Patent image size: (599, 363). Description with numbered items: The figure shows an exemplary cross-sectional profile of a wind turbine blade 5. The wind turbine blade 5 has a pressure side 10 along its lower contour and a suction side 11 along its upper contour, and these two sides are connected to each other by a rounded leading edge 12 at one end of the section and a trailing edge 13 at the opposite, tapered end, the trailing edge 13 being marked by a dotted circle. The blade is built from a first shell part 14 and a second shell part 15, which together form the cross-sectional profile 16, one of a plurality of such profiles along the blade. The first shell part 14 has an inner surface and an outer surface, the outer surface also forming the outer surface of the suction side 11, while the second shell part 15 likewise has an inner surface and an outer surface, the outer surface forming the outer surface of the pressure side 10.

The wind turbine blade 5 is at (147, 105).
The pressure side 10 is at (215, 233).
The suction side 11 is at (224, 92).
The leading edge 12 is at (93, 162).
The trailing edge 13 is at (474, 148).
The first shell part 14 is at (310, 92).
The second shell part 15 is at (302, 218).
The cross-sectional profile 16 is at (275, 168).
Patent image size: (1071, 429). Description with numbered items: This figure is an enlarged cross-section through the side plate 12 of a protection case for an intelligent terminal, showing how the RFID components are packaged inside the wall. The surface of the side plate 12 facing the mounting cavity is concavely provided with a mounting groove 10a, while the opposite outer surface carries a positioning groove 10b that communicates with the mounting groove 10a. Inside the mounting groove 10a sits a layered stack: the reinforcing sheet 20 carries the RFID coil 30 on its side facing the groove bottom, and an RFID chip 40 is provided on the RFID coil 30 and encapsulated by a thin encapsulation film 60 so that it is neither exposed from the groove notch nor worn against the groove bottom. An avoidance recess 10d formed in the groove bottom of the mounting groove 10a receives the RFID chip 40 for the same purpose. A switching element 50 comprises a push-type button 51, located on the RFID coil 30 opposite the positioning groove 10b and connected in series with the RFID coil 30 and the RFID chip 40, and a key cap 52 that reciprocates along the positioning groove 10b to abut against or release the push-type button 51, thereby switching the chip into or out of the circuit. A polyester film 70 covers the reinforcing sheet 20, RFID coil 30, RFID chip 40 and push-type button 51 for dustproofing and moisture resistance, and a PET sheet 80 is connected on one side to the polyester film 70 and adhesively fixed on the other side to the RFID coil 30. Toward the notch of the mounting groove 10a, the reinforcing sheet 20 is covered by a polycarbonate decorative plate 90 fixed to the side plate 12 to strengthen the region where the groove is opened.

+---+

- _TASK INSTRUCTIONS_: Rewrite all of the material above with every instance of "Patent image size" changed to "Drawing size" and nothing else altered.

- _CORRECT ANSWER_:
Drawing size: (599, 363). Description with numbered items: The figure shows an exemplary cross-sectional profile of a wind turbine blade 5. The wind turbine blade 5 has a pressure side 10 along its lower contour and a suction side 11 along its upper contour, and these two sides are connected to each other by a rounded leading edge 12 at one end of the section and a trailing edge 13 at the opposite, tapered end, the trailing edge 13 being marked by a dotted circle. The blade is built from a first shell part 14 and a second shell part 15, which together form the cross-sectional profile 16, one of a plurality of such profiles along the blade. The first shell part 14 has an inner surface and an outer surface, the outer surface also forming the outer surface of the suction side 11, while the second shell part 15 likewise has an inner surface and an outer surface, the outer surface forming the outer surface of the pressure side 10.

The wind turbine blade 5 is at (147, 105).
The pressure side 10 is at (215, 233).
The suction side 11 is at (224, 92).
The leading edge 12 is at (93, 162).
The trailing edge 13 is at (474, 148).
The first shell part 14 is at (310, 92).
The second shell part 15 is at (302, 218).
The cross-sectional profile 16 is at (275, 168).
Drawing size: (1071, 429). Description with numbered items: This figure is an enlarged cross-section through the side plate 12 of a protection case for an intelligent terminal, showing how the RFID components are packaged inside the wall. The surface of the side plate 12 facing the mounting cavity is concavely provided with a mounting groove 10a, while the opposite outer surface carries a positioning groove 10b that communicates with the mounting groove 10a. Inside the mounting groove 10a sits a layered stack: the reinforcing sheet 20 carries the RFID coil 30 on its side facing the groove bottom, and an RFID chip 40 is provided on the RFID coil 30 and encapsulated by a thin encapsulation film 60 so that it is neither exposed from the groove notch nor worn against the groove bottom. An avoidance recess 10d formed in the groove bottom of the mounting groove 10a receives the RFID chip 40 for the same purpose. A switching element 50 comprises a push-type button 51, located on the RFID coil 30 opposite the positioning groove 10b and connected in series with the RFID coil 30 and the RFID chip 40, and a key cap 52 that reciprocates along the positioning groove 10b to abut against or release the push-type button 51, thereby switching the chip into or out of the circuit. A polyester film 70 covers the reinforcing sheet 20, RFID coil 30, RFID chip 40 and push-type button 51 for dustproofing and moisture resistance, and a PET sheet 80 is connected on one side to the polyester film 70 and adhesively fixed on the other side to the RFID coil 30. Toward the notch of the mounting groove 10a, the reinforcing sheet 20 is covered by a polycarbonate decorative plate 90 fixed to the side plate 12 to strengthen the region where the groove is opened.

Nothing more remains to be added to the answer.